* What to do:
Copy every line of the records below that holds the word "received".

Stored dataset items
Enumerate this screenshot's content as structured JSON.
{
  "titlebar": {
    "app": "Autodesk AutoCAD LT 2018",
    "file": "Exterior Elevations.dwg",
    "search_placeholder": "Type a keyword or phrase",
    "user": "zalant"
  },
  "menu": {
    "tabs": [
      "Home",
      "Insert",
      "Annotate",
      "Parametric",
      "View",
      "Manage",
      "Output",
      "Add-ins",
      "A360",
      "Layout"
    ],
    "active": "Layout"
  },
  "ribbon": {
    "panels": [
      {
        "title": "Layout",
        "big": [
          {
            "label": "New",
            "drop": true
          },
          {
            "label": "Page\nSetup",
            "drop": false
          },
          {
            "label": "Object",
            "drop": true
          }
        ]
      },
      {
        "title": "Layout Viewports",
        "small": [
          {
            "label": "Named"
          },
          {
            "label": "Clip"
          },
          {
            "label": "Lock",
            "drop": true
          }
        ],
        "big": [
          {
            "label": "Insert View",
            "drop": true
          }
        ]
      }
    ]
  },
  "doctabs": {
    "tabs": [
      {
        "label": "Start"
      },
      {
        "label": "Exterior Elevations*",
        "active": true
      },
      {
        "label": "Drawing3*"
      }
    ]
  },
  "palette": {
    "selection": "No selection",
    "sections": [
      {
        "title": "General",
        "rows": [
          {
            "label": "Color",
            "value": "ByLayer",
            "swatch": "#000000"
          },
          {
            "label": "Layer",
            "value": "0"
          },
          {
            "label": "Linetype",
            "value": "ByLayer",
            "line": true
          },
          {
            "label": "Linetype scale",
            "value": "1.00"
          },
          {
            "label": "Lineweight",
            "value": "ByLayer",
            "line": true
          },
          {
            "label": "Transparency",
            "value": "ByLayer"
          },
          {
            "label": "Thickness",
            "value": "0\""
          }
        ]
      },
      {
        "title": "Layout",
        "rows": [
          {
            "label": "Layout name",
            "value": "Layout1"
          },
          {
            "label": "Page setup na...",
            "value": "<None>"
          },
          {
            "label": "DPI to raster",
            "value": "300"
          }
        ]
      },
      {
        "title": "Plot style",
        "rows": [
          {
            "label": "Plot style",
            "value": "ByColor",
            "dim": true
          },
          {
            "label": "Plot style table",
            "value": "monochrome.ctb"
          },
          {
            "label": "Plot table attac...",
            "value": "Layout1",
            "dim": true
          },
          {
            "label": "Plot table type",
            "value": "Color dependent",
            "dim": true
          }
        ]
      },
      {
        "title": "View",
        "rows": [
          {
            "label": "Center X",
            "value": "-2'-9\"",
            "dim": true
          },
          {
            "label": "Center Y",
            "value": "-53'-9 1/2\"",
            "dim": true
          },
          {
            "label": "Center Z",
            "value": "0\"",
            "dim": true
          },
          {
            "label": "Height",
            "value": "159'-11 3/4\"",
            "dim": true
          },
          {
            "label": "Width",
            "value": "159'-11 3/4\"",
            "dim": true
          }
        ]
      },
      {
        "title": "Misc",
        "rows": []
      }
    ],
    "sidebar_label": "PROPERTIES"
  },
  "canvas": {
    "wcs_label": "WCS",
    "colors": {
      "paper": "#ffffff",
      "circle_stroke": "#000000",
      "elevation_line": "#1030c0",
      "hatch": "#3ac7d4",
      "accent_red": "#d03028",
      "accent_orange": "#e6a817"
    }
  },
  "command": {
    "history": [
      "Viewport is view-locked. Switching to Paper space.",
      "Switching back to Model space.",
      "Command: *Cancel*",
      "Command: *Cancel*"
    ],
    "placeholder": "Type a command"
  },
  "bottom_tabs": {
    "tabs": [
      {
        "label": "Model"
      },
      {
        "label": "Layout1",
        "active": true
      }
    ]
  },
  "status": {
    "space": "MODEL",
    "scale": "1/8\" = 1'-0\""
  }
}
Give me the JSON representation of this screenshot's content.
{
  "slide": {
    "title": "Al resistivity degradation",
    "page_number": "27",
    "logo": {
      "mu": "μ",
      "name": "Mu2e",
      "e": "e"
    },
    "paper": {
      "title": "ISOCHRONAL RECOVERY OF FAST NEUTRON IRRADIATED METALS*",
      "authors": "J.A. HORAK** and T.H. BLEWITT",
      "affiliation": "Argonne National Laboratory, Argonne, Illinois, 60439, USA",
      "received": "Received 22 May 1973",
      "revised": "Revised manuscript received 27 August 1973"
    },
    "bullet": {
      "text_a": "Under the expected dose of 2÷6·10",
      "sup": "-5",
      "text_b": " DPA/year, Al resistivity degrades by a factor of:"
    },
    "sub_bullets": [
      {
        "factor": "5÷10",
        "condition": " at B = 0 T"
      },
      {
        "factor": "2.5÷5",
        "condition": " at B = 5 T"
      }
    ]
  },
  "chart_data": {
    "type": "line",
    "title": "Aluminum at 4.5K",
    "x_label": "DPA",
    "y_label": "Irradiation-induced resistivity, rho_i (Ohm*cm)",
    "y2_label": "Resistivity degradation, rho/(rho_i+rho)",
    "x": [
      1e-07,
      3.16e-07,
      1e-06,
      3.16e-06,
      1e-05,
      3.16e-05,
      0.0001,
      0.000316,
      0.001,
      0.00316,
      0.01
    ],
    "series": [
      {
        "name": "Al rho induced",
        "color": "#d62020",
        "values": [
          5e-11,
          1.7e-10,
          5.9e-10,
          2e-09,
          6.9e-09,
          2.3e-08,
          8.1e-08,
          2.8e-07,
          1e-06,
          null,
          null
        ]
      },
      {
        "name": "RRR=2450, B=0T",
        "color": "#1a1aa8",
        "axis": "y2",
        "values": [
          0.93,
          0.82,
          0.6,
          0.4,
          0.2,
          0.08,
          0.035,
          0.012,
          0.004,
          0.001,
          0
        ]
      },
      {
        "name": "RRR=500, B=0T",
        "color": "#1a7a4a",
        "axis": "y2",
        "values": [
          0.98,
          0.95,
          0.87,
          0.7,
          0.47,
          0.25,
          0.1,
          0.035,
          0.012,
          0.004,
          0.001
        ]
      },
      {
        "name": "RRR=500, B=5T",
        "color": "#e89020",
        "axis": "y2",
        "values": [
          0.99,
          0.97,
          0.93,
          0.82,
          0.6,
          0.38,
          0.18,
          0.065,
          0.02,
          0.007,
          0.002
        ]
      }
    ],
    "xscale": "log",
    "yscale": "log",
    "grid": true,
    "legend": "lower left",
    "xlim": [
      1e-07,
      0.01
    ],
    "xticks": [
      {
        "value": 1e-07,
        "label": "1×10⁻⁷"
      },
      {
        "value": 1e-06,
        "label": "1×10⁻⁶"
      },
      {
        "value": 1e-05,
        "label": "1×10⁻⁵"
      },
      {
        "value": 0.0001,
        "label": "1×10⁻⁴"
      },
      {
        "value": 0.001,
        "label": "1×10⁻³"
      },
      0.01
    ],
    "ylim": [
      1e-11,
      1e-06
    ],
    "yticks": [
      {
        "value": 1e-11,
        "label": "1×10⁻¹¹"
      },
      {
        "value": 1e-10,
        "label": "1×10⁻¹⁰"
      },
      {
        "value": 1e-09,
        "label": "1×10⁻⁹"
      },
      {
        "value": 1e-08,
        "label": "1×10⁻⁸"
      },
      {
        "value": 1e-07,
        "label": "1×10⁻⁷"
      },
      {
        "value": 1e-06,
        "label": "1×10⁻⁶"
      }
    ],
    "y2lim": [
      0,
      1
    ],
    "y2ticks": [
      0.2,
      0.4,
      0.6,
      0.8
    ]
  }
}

* Correct response:
      "received": "Received 22 May 1973",
      "revised": "Revised manuscript received 27 August 1973"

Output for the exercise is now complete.